= GIVEN INFORMATION =
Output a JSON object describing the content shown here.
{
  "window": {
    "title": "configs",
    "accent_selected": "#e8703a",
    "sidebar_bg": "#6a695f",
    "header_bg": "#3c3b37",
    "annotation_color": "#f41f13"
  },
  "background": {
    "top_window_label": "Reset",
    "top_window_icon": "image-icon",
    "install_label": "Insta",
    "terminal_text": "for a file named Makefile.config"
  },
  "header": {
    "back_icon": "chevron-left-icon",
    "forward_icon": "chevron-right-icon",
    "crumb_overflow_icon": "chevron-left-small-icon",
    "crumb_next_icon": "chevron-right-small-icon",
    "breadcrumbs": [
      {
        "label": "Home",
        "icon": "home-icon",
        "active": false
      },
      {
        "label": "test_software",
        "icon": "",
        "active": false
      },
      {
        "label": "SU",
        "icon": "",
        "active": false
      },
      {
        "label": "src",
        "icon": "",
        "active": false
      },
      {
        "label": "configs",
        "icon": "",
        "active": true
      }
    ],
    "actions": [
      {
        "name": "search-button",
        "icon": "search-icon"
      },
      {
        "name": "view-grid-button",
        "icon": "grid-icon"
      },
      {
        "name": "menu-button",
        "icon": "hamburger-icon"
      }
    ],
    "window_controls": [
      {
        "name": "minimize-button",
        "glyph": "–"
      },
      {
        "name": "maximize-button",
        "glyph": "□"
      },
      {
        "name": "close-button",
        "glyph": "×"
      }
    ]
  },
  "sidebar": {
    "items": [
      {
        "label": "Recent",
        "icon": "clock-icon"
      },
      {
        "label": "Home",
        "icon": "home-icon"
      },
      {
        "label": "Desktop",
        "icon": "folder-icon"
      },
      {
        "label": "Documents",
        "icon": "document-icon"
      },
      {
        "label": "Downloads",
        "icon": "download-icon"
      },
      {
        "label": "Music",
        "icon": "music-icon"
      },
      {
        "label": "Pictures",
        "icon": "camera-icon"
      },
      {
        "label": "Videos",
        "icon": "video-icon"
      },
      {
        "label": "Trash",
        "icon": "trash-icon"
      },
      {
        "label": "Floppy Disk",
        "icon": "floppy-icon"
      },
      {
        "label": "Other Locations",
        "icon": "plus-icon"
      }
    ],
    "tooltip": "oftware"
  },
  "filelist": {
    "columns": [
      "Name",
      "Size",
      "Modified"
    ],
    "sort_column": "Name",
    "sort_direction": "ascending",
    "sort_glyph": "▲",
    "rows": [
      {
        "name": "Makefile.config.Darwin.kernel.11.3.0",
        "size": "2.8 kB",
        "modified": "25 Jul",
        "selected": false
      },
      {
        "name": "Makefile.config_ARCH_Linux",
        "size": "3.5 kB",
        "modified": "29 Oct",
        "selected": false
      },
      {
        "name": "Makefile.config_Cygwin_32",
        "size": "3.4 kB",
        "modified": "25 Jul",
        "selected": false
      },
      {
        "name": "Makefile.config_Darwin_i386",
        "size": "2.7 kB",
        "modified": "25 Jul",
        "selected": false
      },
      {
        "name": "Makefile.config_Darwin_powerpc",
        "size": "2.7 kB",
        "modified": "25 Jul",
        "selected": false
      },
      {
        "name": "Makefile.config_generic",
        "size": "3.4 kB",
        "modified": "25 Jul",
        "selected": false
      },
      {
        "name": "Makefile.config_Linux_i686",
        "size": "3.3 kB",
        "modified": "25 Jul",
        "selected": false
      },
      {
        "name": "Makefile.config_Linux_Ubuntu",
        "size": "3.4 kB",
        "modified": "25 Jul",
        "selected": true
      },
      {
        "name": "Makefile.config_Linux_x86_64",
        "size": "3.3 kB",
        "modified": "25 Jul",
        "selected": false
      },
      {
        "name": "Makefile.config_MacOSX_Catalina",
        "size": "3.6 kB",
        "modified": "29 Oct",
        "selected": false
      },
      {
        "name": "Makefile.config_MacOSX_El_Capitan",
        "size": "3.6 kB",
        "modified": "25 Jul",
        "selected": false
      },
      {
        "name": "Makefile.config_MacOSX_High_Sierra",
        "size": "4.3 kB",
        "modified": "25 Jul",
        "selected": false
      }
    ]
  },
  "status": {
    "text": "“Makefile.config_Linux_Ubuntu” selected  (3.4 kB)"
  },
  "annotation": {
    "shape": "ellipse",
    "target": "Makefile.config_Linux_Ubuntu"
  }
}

= YOUR TASK =
Search the data for the string "chevron". List each line that has it.

= SOLUTION TO THE PROBLEM =
    "back_icon": "chevron-left-icon",
    "forward_icon": "chevron-right-icon",
    "crumb_overflow_icon": "chevron-left-small-icon",
    "crumb_next_icon": "chevron-right-small-icon",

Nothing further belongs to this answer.